Report the number of lines in the entries below that include the word "mutta", and nothing else.

══ Dataset extract ══

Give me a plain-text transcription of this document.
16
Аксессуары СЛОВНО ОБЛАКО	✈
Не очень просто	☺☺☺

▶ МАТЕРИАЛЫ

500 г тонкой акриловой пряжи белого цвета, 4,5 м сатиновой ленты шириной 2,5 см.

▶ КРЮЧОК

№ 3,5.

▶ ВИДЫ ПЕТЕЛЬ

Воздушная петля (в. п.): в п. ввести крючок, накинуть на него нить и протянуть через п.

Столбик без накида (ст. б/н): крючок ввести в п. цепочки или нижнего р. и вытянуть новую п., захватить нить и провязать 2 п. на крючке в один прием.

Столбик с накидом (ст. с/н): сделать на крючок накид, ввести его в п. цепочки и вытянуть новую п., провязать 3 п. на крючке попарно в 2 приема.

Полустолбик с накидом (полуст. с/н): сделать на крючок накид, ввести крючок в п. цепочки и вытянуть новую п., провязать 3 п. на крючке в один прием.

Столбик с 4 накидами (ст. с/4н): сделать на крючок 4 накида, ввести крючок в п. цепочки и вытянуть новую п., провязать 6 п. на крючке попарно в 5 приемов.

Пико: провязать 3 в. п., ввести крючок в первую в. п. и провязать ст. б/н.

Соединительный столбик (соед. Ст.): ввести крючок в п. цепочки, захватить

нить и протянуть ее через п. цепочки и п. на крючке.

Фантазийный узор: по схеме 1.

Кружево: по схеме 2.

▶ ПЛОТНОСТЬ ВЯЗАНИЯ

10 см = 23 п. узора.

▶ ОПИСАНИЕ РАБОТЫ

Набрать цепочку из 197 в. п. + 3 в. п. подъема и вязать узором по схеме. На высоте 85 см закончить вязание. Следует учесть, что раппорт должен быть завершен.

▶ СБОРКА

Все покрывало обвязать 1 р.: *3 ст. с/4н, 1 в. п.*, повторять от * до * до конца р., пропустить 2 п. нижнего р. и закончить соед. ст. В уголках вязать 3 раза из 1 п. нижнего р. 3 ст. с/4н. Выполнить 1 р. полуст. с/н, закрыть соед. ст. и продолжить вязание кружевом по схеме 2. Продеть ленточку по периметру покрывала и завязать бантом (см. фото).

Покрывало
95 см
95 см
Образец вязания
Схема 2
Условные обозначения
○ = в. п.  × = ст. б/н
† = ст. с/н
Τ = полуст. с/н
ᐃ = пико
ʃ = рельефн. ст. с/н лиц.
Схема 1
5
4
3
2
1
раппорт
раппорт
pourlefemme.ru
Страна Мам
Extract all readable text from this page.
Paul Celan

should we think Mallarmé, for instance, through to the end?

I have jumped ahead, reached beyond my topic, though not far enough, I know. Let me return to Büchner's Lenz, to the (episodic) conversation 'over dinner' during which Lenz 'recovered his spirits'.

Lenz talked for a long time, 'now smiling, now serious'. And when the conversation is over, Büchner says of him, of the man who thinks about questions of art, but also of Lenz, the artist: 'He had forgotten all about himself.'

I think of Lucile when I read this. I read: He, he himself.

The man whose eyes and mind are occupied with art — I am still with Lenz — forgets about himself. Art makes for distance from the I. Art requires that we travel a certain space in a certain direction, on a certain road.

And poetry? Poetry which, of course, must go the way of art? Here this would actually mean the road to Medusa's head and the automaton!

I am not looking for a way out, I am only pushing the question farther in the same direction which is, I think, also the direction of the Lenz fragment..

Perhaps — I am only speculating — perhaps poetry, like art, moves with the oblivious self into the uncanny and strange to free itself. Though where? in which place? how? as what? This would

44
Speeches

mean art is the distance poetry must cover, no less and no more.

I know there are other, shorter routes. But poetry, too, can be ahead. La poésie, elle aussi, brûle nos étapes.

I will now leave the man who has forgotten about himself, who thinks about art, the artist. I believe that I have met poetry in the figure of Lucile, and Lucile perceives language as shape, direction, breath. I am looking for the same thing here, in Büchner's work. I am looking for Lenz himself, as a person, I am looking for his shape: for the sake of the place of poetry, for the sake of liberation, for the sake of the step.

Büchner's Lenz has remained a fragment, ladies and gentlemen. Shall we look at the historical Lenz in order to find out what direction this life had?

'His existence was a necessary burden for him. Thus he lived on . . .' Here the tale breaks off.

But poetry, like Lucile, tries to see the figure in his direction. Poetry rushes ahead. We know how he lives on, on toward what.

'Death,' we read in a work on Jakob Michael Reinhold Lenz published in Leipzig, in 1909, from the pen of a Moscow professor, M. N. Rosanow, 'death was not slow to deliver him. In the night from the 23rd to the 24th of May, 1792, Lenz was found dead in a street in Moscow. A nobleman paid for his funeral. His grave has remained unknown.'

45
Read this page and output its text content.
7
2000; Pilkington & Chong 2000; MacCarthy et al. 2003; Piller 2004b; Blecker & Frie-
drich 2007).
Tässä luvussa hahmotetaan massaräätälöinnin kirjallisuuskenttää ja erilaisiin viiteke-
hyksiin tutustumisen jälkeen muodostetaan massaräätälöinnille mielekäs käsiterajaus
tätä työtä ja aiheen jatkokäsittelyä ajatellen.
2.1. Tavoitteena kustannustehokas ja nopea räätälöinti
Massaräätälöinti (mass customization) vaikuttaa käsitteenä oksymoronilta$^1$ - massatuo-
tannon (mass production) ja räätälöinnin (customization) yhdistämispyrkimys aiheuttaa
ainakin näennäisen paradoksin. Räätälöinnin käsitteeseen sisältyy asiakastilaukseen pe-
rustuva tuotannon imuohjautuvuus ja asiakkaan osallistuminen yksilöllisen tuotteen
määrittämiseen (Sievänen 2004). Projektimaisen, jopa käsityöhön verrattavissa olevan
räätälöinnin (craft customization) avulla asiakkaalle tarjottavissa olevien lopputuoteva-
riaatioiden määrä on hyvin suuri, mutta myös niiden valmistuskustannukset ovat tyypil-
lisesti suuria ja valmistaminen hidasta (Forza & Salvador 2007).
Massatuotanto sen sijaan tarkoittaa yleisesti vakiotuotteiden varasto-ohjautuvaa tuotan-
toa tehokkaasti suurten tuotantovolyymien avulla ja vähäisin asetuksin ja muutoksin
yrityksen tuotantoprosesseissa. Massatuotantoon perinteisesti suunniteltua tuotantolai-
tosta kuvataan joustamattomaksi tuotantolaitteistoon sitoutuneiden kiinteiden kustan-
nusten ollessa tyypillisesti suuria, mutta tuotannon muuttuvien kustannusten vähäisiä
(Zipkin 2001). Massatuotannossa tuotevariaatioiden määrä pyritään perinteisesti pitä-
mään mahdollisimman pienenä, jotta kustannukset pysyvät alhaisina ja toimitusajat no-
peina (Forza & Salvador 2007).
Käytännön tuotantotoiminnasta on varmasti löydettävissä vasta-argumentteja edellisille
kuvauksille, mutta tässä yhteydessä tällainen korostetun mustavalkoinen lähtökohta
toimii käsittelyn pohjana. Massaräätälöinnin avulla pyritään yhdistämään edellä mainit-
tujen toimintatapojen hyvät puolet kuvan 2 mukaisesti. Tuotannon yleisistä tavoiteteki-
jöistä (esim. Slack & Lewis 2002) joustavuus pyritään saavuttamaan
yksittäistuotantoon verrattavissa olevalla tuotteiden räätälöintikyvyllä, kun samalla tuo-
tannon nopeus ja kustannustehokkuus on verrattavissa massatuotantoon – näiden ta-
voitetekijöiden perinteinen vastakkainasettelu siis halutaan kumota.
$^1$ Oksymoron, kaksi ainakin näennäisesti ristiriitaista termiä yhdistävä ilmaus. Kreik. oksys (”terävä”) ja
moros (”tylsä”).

═══

* Output of the exercise *
3